### Alıntı

Alevilikte Inanç - Seyyid Hakkı sayfamızı önerelim ve yönlendirelim. Seyyid Hakkı, 1965 Dersim doğumlu ve Ehli Beyt yazarı, Seyyid Seyfettin Ocağı evlatlarındandır. Aşk ile Canlar...
Seyyid Hakkı
Seyyid Seyfeddin Ocağı

Şiilerin Tövbekarlığı



Şiilerin Tövbekarlığı

 

Şiiler, her yıl 10 Muharrem’de kendilerini döverek kanlı törenler düzenlerler. Bunun nedenini, Anadolu Aleviliği üzerine doktora tezi hazırlamakta olan Hubyar Ocağı’na bağlı Hıdır Temel şöyle açıklıyor:

 

“Şiiliğin doğuş yeri ve merkezi Küfe’dir. Şiilik, şimdiye kadar bilindiğinin aksine, İran’da değil Irak’ta; Farslar tarafından değil, Araplar tarafından yaratılmıştır. Şia’nın doğuş tarihlerini 680 Kerbela olayı ile Muharrem ayı kutlamalarının ve Şia inancının belkemiğini oluşturan, ancak üzerinde durulmayan Tövbecilerin ölüm yürüyüşü’nü gerçekleştirdikleri 684 yılları arasında sınırlayabiliriz. Küfe’li Alevilerin imam Hüseyin’i zorla, elçiler göndererek çağırdıkları halde, O’nun ve yandaşlarının katledilişlerine yalnız seyirci kalmaları, katliamlardan sonra vicdan azabına dönüşür. Kendilerine ait-tawwabun, tövbeciler, diyen bir gurup insan bugünkü Şia’nın tohumlarını atarlar.

### Verilen kayıtlar
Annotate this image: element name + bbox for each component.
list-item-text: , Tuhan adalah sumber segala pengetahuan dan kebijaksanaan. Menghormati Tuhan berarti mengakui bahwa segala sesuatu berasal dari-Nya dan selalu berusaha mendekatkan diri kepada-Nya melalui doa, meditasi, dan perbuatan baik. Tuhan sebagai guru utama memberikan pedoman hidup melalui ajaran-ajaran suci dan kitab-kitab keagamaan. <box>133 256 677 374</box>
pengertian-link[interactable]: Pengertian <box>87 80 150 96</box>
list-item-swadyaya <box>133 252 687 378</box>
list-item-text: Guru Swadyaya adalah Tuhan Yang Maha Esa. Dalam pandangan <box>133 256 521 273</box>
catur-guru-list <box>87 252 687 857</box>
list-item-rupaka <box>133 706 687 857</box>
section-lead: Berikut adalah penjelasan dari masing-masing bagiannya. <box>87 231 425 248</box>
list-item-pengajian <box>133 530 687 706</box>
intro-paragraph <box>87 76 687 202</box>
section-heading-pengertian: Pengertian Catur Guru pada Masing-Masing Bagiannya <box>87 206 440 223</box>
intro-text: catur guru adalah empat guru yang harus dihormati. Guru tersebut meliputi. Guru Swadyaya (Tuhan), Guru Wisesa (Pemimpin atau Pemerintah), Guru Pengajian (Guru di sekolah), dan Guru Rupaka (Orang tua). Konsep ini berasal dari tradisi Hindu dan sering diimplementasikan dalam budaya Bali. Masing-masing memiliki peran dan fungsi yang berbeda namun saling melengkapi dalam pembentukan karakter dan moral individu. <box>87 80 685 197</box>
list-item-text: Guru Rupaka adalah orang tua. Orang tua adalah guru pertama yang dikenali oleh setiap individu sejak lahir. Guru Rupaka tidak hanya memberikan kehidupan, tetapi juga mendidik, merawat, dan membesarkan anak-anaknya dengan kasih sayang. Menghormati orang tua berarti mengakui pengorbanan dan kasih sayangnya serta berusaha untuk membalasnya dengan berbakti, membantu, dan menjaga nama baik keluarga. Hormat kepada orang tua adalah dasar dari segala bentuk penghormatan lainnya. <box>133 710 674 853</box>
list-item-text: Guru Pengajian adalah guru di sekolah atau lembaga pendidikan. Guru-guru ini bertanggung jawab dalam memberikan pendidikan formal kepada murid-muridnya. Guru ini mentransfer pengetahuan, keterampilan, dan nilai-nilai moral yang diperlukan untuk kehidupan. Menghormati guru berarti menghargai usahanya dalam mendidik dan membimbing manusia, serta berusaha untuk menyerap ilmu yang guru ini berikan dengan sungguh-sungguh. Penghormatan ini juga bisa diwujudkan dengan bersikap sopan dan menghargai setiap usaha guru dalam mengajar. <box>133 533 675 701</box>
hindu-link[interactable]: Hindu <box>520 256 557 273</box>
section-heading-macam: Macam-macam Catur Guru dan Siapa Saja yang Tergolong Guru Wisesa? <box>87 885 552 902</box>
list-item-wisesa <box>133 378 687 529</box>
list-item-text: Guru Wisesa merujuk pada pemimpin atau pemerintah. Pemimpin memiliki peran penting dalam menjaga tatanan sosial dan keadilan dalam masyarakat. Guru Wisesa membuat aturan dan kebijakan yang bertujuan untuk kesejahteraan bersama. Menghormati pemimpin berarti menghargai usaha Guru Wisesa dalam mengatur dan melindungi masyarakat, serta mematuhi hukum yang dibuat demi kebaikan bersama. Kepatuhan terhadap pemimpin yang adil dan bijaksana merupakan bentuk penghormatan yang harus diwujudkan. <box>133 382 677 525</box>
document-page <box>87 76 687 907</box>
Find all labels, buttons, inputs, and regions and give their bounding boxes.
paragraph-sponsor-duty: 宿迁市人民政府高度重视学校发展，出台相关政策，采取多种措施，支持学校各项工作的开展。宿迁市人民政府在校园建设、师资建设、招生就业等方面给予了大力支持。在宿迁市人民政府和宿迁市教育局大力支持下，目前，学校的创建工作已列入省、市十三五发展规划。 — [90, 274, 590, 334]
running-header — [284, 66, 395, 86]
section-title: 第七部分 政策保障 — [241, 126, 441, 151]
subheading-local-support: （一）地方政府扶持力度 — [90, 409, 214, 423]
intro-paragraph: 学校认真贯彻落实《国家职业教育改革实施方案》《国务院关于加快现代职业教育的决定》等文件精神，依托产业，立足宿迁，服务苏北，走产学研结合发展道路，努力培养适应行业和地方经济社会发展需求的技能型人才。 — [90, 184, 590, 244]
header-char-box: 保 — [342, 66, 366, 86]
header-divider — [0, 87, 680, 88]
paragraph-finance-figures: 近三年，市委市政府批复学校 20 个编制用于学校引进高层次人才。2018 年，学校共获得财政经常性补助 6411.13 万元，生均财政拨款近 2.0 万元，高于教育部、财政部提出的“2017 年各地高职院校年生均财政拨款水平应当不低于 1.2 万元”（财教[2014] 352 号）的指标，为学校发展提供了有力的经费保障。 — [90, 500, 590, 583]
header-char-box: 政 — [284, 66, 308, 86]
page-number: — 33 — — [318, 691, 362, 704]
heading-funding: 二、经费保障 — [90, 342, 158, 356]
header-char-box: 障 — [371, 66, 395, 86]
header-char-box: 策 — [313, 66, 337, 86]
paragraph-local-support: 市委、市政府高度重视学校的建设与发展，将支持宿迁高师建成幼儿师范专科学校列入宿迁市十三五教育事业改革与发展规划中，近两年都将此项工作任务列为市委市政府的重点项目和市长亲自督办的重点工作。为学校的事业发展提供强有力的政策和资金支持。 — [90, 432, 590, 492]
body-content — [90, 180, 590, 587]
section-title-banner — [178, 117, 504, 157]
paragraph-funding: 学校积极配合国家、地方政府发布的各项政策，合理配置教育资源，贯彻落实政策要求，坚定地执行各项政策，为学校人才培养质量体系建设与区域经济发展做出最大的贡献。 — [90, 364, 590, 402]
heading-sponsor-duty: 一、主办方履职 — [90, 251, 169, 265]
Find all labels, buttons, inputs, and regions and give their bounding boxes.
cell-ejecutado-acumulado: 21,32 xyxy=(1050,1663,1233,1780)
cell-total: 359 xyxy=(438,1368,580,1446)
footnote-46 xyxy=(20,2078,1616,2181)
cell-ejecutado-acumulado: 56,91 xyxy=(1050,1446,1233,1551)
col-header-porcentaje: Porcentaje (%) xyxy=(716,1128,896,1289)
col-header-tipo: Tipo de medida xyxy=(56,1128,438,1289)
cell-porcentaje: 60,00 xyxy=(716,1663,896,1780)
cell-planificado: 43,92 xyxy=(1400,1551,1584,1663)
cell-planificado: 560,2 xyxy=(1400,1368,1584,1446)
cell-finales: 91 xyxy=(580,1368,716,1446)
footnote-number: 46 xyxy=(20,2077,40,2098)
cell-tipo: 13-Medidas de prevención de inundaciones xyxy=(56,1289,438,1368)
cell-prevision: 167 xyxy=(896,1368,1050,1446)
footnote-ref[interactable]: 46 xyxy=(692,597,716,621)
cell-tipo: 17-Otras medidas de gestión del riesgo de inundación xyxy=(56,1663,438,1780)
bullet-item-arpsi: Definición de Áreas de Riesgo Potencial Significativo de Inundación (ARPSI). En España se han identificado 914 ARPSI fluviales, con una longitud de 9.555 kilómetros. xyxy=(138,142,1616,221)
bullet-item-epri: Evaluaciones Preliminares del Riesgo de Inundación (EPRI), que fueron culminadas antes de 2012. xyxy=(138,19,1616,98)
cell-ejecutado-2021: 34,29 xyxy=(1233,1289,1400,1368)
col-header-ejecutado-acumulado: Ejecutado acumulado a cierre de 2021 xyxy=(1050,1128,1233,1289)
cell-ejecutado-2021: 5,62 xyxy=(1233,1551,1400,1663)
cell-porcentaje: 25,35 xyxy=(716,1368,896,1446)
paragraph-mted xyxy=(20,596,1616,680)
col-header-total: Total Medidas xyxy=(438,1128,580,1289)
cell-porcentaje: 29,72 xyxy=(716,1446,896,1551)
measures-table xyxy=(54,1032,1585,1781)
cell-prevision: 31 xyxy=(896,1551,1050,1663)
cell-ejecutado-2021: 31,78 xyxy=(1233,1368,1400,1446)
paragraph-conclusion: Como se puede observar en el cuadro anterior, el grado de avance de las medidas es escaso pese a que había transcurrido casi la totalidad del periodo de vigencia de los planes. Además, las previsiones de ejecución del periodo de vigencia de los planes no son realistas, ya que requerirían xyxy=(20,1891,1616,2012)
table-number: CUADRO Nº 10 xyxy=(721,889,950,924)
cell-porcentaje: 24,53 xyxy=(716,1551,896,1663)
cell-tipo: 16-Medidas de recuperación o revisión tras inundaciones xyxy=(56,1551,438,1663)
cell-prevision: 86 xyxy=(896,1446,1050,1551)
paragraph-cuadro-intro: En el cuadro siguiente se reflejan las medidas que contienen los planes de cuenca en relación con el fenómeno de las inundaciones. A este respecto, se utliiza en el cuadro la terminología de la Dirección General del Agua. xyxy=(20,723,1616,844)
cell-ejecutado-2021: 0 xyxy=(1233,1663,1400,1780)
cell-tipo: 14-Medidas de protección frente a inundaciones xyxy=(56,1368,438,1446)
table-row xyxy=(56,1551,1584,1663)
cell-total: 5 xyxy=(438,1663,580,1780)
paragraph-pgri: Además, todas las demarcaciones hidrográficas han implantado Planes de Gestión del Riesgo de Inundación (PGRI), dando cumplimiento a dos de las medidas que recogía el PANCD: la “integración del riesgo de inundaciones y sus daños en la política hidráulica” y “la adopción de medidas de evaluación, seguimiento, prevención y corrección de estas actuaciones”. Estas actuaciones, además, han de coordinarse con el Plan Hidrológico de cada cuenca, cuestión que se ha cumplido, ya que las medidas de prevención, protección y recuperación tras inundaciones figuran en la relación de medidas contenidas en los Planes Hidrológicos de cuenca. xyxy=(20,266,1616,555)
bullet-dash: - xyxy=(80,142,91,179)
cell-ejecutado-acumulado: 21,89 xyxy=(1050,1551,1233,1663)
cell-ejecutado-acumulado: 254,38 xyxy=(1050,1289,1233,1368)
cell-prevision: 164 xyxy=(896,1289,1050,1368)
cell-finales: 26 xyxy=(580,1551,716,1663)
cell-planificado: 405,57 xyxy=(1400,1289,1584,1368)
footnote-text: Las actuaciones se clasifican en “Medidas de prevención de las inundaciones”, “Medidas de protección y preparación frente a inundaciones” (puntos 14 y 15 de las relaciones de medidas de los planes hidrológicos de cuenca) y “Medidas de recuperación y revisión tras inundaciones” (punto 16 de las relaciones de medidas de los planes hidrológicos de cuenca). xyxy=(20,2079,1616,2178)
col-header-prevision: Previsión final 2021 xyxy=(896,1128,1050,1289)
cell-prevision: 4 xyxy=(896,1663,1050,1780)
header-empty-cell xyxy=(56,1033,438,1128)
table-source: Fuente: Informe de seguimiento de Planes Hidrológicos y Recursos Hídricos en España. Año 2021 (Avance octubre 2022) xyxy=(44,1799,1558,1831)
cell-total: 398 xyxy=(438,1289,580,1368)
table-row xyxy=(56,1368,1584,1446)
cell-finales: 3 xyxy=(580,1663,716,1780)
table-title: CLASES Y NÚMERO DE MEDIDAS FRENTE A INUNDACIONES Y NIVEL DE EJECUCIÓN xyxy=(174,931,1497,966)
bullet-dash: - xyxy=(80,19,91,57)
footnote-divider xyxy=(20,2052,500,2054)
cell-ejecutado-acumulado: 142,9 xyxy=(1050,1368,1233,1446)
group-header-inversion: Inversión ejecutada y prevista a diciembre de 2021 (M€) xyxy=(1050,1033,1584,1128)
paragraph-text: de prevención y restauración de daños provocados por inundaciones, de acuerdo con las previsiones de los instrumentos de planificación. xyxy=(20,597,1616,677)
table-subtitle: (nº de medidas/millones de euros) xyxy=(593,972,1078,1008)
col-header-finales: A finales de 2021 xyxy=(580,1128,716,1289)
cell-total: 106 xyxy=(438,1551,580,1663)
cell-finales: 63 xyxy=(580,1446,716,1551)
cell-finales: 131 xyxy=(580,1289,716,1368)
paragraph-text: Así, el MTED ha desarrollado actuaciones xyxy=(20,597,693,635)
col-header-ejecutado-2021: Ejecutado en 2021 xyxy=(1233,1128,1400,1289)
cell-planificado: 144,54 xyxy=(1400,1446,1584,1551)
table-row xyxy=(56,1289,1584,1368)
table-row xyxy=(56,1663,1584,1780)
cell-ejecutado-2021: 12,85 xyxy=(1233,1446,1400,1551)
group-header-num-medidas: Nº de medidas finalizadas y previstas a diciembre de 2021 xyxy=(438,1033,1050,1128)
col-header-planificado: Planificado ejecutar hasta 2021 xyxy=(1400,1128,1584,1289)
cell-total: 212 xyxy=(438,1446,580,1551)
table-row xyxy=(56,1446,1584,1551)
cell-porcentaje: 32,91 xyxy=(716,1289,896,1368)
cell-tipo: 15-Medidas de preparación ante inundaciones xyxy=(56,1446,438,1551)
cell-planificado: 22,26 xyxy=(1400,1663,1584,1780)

### Yapılacak işler
1. Aşağıdaki (a), (b) ve (c) ifadelerinin alıntıyla uyuşup uyuşmadığını belirleyin. Her biri için evet ya da hayır deyin ve kararı belirleyen sözleri alıntıdan harfi harfine aktarın.
(a) Şiiliğin doğduğu yer Küfe'dir.
(b) Şiilik Farslar tarafından yaratılmıştır.
(c) Hıdır Temel, Hubyar Ocağı'na bağlıdır.
2. Alıntıda “Alevilikte Inanç - Seyyid” ile “Aşk ile Canlar...” arasındaki bölümü, bu iki ifade de dahil olmak üzere, harfi harfine yazın.

### Cevaplar
1.
(a) Evet: "Şiiliğin doğuş yeri ve merkezi Küfe’dir."
(b) Hayır: "Şiilik, şimdiye kadar bilindiğinin aksine, İran’da değil Irak’ta; Farslar tarafından değil, Araplar tarafından yaratılmıştır."
(c) Evet: "Hubyar Ocağı’na bağlı Hıdır Temel"

2.
Alevilikte Inanç - Seyyid Hakkı sayfamızı önerelim ve yönlendirelim. Seyyid Hakkı, 1965 Dersim doğumlu ve Ehli Beyt yazarı, Seyyid Seyfettin Ocağı evlatlarındandır. Aşk ile Canlar...